Challenge: Render every entry exactly as it appears.

◆ ◆ ◆ ◆

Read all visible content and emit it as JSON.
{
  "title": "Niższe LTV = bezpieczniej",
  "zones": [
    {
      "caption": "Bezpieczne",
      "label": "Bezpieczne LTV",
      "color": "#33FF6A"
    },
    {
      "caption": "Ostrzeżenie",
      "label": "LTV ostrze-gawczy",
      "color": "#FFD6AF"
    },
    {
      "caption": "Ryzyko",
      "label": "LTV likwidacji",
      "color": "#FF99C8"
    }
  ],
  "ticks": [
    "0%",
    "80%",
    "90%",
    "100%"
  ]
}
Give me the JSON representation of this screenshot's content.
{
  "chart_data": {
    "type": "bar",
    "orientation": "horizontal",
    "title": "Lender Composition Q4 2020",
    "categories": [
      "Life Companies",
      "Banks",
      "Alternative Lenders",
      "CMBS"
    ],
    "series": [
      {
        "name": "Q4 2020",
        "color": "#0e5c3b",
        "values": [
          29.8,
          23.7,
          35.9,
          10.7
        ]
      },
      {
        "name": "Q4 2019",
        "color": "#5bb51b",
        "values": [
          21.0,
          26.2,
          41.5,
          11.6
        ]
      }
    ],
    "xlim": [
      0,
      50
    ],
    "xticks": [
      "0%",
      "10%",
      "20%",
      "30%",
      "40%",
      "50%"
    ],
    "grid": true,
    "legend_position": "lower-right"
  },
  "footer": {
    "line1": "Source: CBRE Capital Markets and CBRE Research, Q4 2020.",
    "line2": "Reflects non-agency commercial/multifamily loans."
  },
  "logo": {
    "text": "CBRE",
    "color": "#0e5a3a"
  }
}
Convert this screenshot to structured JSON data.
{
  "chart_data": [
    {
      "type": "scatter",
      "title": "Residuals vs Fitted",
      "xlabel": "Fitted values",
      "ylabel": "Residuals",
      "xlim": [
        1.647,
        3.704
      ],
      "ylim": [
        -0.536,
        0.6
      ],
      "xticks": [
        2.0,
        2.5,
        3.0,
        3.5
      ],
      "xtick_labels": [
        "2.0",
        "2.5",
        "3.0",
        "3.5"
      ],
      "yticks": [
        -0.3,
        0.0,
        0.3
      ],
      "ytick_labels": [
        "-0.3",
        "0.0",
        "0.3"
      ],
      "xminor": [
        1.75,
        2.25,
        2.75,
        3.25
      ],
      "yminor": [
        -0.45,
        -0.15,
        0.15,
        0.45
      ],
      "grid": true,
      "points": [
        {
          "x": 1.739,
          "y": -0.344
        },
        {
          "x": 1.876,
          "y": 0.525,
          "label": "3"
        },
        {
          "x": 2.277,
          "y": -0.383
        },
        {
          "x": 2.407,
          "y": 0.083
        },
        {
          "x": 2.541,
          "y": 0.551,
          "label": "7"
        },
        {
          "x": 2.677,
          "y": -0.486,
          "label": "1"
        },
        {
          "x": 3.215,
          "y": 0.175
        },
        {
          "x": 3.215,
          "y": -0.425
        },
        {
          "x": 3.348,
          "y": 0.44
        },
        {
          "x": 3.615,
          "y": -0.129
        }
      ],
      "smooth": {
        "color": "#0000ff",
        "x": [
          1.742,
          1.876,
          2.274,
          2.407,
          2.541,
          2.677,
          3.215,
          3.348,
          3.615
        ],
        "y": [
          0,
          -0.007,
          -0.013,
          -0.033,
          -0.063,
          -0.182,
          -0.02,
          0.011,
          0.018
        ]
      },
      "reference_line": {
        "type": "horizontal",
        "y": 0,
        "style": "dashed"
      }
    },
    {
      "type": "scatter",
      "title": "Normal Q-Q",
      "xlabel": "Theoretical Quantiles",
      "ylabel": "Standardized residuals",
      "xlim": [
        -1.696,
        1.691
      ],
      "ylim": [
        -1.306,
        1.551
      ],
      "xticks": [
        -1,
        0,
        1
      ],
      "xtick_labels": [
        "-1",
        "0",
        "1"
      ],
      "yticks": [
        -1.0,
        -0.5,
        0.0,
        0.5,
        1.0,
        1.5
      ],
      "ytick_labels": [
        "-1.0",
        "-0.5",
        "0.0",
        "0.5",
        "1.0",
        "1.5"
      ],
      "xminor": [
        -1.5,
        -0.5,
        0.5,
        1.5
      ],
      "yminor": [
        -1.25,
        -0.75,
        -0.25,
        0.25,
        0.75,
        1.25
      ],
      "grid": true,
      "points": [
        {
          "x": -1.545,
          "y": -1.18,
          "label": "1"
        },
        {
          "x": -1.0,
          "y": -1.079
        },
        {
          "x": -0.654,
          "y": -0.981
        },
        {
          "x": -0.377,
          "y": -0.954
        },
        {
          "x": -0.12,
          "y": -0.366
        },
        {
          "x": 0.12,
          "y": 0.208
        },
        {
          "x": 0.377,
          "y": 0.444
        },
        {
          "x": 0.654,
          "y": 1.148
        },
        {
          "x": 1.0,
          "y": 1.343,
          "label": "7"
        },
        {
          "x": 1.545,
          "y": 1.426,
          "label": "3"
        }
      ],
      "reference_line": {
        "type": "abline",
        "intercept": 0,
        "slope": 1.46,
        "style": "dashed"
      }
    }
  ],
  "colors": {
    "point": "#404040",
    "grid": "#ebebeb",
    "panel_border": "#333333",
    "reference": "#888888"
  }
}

◆ ◆ ◆ ◆

Written response:
Read all visible content and emit it as JSON.
{
  "title": "Niższe LTV = bezpieczniej",
  "zones": [
    {
      "caption": "Bezpieczne",
      "label": "Bezpieczne LTV",
      "color": "#33FF6A"
    },
    {
      "caption": "Ostrzeżenie",
      "label": "LTV ostrze-gawczy",
      "color": "#FFD6AF"
    },
    {
      "caption": "Ryzyko",
      "label": "LTV likwidacji",
      "color": "#FF99C8"
    }
  ],
  "ticks": [
    "0%",
    "80%",
    "90%",
    "100%"
  ]
}
Give me the JSON representation of this screenshot's content.
{
  "chart_data": {
    "type": "bar",
    "orientation": "horizontal",
    "title": "Lender Composition Q4 2020",
    "categories": [
      "Life Companies",
      "Banks",
      "Alternative Lenders",
      "CMBS"
    ],
    "series": [
      {
        "name": "Q4 2020",
        "color": "#0e5c3b",
        "values": [
          29.8,
          23.7,
          35.9,
          10.7
        ]
      },
      {
        "name": "Q4 2019",
        "color": "#5bb51b",
        "values": [
          21.0,
          26.2,
          41.5,
          11.6
        ]
      }
    ],
    "xlim": [
      0,
      50
    ],
    "xticks": [
      "0%",
      "10%",
      "20%",
      "30%",
      "40%",
      "50%"
    ],
    "grid": true,
    "legend_position": "lower-right"
  },
  "footer": {
    "line1": "Source: CBRE Capital Markets and CBRE Research, Q4 2020.",
    "line2": "Reflects non-agency commercial/multifamily loans."
  },
  "logo": {
    "text": "CBRE",
    "color": "#0e5a3a"
  }
}
Convert this screenshot to structured JSON data.
{
  "chart_data": [
    {
      "type": "scatter",
      "title": "Residuals vs Fitted",
      "xlabel": "Fitted values",
      "ylabel": "Residuals",
      "xlim": [
        1.647,
        3.704
      ],
      "ylim": [
        -0.536,
        0.6
      ],
      "xticks": [
        2.0,
        2.5,
        3.0,
        3.5
      ],
      "xtick_labels": [
        "2.0",
        "2.5",
        "3.0",
        "3.5"
      ],
      "yticks": [
        -0.3,
        0.0,
        0.3
      ],
      "ytick_labels": [
        "-0.3",
        "0.0",
        "0.3"
      ],
      "xminor": [
        1.75,
        2.25,
        2.75,
        3.25
      ],
      "yminor": [
        -0.45,
        -0.15,
        0.15,
        0.45
      ],
      "grid": true,
      "points": [
        {
          "x": 1.739,
          "y": -0.344
        },
        {
          "x": 1.876,
          "y": 0.525,
          "label": "3"
        },
        {
          "x": 2.277,
          "y": -0.383
        },
        {
          "x": 2.407,
          "y": 0.083
        },
        {
          "x": 2.541,
          "y": 0.551,
          "label": "7"
        },
        {
          "x": 2.677,
          "y": -0.486,
          "label": "1"
        },
        {
          "x": 3.215,
          "y": 0.175
        },
        {
          "x": 3.215,
          "y": -0.425
        },
        {
          "x": 3.348,
          "y": 0.44
        },
        {
          "x": 3.615,
          "y": -0.129
        }
      ],
      "smooth": {
        "color": "#0000ff",
        "x": [
          1.742,
          1.876,
          2.274,
          2.407,
          2.541,
          2.677,
          3.215,
          3.348,
          3.615
        ],
        "y": [
          0,
          -0.007,
          -0.013,
          -0.033,
          -0.063,
          -0.182,
          -0.02,
          0.011,
          0.018
        ]
      },
      "reference_line": {
        "type": "horizontal",
        "y": 0,
        "style": "dashed"
      }
    },
    {
      "type": "scatter",
      "title": "Normal Q-Q",
      "xlabel": "Theoretical Quantiles",
      "ylabel": "Standardized residuals",
      "xlim": [
        -1.696,
        1.691
      ],
      "ylim": [
        -1.306,
        1.551
      ],
      "xticks": [
        -1,
        0,
        1
      ],
      "xtick_labels": [
        "-1",
        "0",
        "1"
      ],
      "yticks": [
        -1.0,
        -0.5,
        0.0,
        0.5,
        1.0,
        1.5
      ],
      "ytick_labels": [
        "-1.0",
        "-0.5",
        "0.0",
        "0.5",
        "1.0",
        "1.5"
      ],
      "xminor": [
        -1.5,
        -0.5,
        0.5,
        1.5
      ],
      "yminor": [
        -1.25,
        -0.75,
        -0.25,
        0.25,
        0.75,
        1.25
      ],
      "grid": true,
      "points": [
        {
          "x": -1.545,
          "y": -1.18,
          "label": "1"
        },
        {
          "x": -1.0,
          "y": -1.079
        },
        {
          "x": -0.654,
          "y": -0.981
        },
        {
          "x": -0.377,
          "y": -0.954
        },
        {
          "x": -0.12,
          "y": -0.366
        },
        {
          "x": 0.12,
          "y": 0.208
        },
        {
          "x": 0.377,
          "y": 0.444
        },
        {
          "x": 0.654,
          "y": 1.148
        },
        {
          "x": 1.0,
          "y": 1.343,
          "label": "7"
        },
        {
          "x": 1.545,
          "y": 1.426,
          "label": "3"
        }
      ],
      "reference_line": {
        "type": "abline",
        "intercept": 0,
        "slope": 1.46,
        "style": "dashed"
      }
    }
  ],
  "colors": {
    "point": "#404040",
    "grid": "#ebebeb",
    "panel_border": "#333333",
    "reference": "#888888"
  }
}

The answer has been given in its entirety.